Data entries
______

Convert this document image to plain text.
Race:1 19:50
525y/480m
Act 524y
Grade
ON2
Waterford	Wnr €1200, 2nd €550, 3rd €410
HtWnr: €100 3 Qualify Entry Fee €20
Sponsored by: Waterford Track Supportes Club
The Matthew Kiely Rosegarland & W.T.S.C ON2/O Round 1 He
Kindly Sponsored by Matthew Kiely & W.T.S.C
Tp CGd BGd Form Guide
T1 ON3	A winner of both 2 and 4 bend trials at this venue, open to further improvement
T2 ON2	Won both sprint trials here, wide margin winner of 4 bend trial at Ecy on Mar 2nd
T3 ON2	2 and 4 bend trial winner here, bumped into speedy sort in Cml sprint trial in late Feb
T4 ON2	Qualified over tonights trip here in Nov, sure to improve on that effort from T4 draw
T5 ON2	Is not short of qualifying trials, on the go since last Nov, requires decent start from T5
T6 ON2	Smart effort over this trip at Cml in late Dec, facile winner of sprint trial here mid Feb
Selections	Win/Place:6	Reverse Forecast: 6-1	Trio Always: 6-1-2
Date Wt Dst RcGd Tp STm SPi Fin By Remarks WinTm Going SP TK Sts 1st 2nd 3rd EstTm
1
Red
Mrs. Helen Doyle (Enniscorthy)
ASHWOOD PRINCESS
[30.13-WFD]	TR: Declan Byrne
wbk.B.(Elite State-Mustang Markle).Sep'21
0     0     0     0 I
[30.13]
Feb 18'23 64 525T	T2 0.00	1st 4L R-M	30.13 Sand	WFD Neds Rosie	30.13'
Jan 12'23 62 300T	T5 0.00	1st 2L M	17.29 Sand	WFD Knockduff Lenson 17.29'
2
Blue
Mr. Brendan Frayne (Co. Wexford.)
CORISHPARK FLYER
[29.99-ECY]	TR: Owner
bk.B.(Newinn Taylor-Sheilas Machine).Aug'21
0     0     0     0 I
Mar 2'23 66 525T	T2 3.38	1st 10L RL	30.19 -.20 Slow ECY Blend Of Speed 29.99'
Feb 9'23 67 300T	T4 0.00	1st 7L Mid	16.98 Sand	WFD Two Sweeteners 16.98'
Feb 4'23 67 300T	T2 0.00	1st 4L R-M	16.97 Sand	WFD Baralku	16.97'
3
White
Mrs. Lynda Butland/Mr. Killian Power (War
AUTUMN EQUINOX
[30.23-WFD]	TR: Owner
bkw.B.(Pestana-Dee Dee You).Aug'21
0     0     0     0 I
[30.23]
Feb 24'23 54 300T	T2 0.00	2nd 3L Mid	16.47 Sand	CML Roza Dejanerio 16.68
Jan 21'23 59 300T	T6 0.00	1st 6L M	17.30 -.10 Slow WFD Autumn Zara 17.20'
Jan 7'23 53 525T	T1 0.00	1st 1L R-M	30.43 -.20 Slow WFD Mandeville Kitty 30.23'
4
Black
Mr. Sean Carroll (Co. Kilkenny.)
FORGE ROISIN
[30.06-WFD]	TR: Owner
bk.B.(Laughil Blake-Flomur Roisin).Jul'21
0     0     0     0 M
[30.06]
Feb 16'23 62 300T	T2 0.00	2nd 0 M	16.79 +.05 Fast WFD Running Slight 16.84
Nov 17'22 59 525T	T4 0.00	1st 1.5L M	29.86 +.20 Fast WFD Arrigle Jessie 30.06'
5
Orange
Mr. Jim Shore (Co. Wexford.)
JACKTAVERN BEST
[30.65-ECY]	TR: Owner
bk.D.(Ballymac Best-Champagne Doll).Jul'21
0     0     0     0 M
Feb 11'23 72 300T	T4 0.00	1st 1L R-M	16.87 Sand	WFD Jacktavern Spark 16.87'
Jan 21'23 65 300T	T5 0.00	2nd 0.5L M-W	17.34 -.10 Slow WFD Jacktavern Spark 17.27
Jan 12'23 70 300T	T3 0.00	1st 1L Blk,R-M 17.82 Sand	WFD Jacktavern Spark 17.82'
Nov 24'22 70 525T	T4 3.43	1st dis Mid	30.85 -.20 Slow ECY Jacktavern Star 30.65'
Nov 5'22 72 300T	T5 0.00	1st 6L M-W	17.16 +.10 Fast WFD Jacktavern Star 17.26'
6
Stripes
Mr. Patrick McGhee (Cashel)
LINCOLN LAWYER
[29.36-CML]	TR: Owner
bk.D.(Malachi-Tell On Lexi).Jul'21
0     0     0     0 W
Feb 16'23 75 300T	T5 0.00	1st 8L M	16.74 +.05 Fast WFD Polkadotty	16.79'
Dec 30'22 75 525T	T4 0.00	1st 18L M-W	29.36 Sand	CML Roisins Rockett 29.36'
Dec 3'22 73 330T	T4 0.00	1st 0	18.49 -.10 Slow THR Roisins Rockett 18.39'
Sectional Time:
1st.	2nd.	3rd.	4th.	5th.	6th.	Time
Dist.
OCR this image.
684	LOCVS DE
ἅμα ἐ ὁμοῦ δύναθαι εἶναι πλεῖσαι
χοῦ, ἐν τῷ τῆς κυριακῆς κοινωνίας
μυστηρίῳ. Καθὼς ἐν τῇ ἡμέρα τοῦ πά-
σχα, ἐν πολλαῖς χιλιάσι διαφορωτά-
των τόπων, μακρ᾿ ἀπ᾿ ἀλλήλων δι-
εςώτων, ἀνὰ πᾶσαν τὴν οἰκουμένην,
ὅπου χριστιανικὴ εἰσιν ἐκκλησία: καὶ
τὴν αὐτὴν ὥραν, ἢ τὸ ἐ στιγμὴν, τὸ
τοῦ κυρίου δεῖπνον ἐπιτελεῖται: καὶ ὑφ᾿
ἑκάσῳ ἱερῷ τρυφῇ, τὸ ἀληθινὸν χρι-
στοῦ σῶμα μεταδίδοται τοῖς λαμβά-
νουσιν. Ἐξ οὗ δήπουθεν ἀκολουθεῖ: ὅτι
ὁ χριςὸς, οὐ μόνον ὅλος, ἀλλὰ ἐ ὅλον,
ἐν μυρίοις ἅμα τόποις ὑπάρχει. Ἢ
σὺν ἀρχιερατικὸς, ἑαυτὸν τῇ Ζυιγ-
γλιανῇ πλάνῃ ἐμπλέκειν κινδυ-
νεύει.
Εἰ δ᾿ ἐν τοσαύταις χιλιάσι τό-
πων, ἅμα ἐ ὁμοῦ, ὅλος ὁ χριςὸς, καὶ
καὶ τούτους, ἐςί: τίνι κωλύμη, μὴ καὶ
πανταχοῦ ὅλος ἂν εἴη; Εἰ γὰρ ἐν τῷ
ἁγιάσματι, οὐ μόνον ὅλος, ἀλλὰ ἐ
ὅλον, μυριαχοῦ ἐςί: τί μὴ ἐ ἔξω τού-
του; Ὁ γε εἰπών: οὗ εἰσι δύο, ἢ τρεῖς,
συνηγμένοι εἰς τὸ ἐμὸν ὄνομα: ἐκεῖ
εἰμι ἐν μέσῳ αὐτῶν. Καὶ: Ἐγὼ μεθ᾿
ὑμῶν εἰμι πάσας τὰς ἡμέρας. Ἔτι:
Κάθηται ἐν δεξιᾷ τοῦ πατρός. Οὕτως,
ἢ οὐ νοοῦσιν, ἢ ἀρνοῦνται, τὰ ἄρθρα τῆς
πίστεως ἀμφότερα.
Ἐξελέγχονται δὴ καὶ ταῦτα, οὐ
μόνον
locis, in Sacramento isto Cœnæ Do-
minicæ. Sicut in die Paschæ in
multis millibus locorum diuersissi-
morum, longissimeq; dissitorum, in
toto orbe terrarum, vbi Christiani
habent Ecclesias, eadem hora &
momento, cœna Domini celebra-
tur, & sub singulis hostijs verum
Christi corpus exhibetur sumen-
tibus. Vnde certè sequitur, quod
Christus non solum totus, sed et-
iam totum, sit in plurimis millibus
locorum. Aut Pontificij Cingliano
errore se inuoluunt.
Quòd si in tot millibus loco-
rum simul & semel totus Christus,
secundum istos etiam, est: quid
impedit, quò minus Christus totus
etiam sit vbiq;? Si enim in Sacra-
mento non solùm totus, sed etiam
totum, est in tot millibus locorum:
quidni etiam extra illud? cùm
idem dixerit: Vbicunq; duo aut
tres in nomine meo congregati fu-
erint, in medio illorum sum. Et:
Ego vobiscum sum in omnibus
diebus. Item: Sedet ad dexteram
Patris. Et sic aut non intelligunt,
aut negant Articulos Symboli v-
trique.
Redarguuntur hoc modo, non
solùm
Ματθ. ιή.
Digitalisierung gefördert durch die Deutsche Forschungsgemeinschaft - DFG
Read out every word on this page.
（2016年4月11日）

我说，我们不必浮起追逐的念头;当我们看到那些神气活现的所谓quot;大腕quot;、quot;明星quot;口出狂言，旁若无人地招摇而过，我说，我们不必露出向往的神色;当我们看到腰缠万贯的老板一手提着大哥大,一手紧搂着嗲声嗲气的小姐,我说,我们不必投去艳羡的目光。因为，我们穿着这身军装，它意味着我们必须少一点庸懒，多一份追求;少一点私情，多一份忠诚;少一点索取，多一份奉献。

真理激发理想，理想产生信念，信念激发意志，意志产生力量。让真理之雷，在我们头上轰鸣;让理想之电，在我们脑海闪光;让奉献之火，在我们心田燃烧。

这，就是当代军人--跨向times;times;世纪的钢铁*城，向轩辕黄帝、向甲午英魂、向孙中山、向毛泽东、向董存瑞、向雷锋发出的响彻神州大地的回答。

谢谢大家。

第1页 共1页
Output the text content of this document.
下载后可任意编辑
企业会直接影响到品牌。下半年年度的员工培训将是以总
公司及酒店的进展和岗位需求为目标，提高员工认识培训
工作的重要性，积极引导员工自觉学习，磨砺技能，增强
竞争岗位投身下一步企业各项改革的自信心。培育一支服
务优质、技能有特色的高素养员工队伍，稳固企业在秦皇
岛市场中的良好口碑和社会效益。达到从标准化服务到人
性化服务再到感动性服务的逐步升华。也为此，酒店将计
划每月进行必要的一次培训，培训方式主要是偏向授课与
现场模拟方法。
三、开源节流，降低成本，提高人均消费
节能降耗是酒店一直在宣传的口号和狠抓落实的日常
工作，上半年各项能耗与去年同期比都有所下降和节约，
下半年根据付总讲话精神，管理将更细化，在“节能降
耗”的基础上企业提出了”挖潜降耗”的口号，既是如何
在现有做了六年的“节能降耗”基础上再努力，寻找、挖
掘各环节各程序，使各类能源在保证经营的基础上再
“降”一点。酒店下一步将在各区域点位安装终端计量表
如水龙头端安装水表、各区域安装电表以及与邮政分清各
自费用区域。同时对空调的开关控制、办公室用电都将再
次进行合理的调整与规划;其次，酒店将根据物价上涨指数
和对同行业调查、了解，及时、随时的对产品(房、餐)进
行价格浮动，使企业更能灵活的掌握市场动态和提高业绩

______

**Written exercise**
Give the number of lines in the material above that have the word "Fast" in them, and nothing more.

**Exercise result**
4